>> begin Supplied records

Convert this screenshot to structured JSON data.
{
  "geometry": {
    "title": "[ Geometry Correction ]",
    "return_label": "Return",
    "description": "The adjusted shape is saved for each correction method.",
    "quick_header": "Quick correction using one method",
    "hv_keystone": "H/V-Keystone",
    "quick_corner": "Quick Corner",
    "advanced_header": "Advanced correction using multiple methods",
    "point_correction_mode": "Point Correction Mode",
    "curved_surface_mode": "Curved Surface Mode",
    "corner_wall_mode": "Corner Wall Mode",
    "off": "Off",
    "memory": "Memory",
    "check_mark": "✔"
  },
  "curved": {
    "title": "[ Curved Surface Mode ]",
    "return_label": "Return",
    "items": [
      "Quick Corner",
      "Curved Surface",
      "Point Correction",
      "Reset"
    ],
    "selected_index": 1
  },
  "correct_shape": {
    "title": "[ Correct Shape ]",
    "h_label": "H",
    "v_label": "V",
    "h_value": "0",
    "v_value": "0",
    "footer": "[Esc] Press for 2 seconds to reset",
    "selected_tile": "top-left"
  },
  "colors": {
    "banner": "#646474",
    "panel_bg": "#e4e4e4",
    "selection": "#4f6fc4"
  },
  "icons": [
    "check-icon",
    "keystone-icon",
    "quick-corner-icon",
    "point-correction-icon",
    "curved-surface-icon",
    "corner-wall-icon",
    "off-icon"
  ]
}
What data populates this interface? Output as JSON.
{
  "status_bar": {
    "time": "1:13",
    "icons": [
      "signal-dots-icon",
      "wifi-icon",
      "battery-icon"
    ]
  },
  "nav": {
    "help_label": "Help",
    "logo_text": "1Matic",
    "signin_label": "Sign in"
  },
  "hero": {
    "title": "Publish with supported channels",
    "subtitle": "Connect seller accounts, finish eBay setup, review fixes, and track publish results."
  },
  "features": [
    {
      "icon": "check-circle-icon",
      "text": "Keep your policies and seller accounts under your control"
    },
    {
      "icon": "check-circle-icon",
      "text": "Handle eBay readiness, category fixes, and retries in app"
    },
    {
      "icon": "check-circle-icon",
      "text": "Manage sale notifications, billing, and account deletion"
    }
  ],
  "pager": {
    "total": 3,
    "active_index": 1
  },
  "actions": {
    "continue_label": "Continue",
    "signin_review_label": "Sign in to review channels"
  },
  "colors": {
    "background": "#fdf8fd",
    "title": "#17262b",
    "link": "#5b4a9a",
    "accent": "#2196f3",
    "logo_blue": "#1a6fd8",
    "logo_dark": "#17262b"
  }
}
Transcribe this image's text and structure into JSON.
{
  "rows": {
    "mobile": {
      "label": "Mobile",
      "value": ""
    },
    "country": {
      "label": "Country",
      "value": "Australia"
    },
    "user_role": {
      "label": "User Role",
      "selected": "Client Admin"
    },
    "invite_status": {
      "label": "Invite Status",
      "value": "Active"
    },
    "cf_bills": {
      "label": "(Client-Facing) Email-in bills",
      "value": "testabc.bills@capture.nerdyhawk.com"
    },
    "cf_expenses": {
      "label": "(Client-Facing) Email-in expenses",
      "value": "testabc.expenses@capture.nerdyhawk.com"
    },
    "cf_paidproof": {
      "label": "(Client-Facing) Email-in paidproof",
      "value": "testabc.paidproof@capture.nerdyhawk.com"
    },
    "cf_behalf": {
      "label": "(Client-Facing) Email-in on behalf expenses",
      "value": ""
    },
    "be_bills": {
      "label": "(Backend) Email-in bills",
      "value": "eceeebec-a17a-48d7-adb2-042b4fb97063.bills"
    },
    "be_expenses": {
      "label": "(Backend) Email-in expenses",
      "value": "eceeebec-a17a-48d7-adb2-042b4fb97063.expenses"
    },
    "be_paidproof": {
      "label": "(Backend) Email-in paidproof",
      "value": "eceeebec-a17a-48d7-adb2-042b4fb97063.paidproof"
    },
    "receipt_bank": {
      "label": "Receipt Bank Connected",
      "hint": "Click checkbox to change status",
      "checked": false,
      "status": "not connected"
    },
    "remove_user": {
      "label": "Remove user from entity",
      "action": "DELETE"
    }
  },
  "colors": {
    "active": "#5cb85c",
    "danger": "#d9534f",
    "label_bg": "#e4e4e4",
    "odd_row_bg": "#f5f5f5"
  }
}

>> end Supplied records

• [Stated task]:
Report every line containing the word "Client" from the listing above.

• [Answer for the task]:
      "selected": "Client Admin"
      "label": "(Client-Facing) Email-in bills",
      "label": "(Client-Facing) Email-in expenses",
      "label": "(Client-Facing) Email-in paidproof",
      "label": "(Client-Facing) Email-in on behalf expenses",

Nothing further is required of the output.